**Problem:** Pictures do not belong in the copy; transcribe everything else in the records exactly.

|---|

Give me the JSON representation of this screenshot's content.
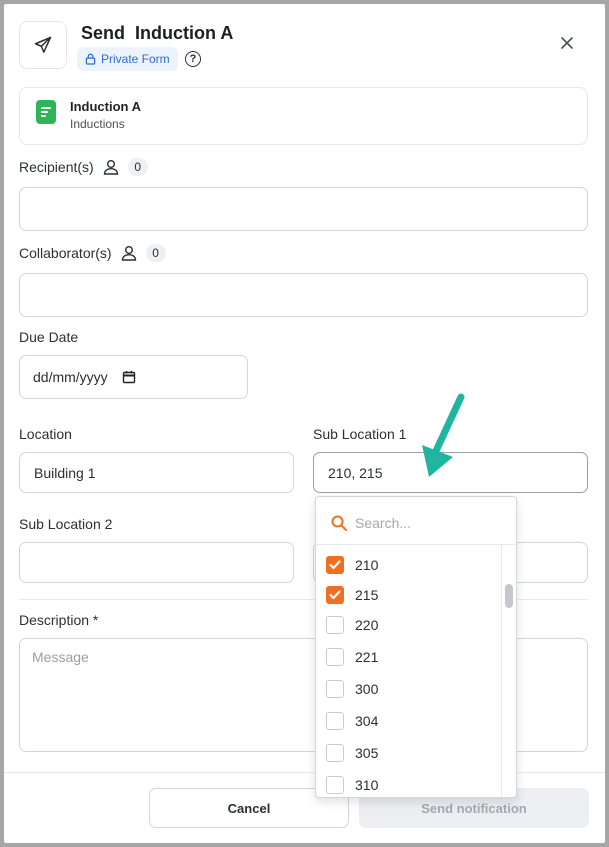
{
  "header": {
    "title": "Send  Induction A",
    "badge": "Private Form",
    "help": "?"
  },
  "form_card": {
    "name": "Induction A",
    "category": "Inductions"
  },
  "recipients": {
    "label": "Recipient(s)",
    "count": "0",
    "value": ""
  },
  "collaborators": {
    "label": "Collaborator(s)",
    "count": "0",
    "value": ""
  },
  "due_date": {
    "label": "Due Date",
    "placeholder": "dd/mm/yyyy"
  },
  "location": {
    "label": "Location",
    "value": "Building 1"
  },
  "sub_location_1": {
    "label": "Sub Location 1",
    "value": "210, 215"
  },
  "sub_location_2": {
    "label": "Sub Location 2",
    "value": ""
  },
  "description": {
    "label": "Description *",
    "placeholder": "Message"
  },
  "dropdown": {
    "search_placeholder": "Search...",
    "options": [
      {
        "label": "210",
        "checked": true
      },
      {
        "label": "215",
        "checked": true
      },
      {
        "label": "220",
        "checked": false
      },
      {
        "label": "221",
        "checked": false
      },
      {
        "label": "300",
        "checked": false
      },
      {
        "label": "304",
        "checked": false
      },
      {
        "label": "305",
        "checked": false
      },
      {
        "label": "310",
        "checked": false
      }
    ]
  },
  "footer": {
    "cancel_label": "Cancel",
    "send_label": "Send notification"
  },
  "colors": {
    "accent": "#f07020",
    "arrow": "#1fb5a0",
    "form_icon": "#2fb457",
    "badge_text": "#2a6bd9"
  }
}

|---|

**Finished task:**
Give me the JSON representation of this screenshot's content.
{
  "header": {
    "title": "Send  Induction A",
    "badge": "Private Form",
    "help": "?"
  },
  "form_card": {
    "name": "Induction A",
    "category": "Inductions"
  },
  "recipients": {
    "label": "Recipient(s)",
    "count": "0",
    "value": ""
  },
  "collaborators": {
    "label": "Collaborator(s)",
    "count": "0",
    "value": ""
  },
  "due_date": {
    "label": "Due Date",
    "placeholder": "dd/mm/yyyy"
  },
  "location": {
    "label": "Location",
    "value": "Building 1"
  },
  "sub_location_1": {
    "label": "Sub Location 1",
    "value": "210, 215"
  },
  "sub_location_2": {
    "label": "Sub Location 2",
    "value": ""
  },
  "description": {
    "label": "Description *",
    "placeholder": "Message"
  },
  "dropdown": {
    "search_placeholder": "Search...",
    "options": [
      {
        "label": "210",
        "checked": true
      },
      {
        "label": "215",
        "checked": true
      },
      {
        "label": "220",
        "checked": false
      },
      {
        "label": "221",
        "checked": false
      },
      {
        "label": "300",
        "checked": false
      },
      {
        "label": "304",
        "checked": false
      },
      {
        "label": "305",
        "checked": false
      },
      {
        "label": "310",
        "checked": false
      }
    ]
  },
  "footer": {
    "cancel_label": "Cancel",
    "send_label": "Send notification"
  },
  "colors": {
    "accent": "#f07020",
    "arrow": "#1fb5a0",
    "form_icon": "#2fb457",
    "badge_text": "#2a6bd9"
  }
}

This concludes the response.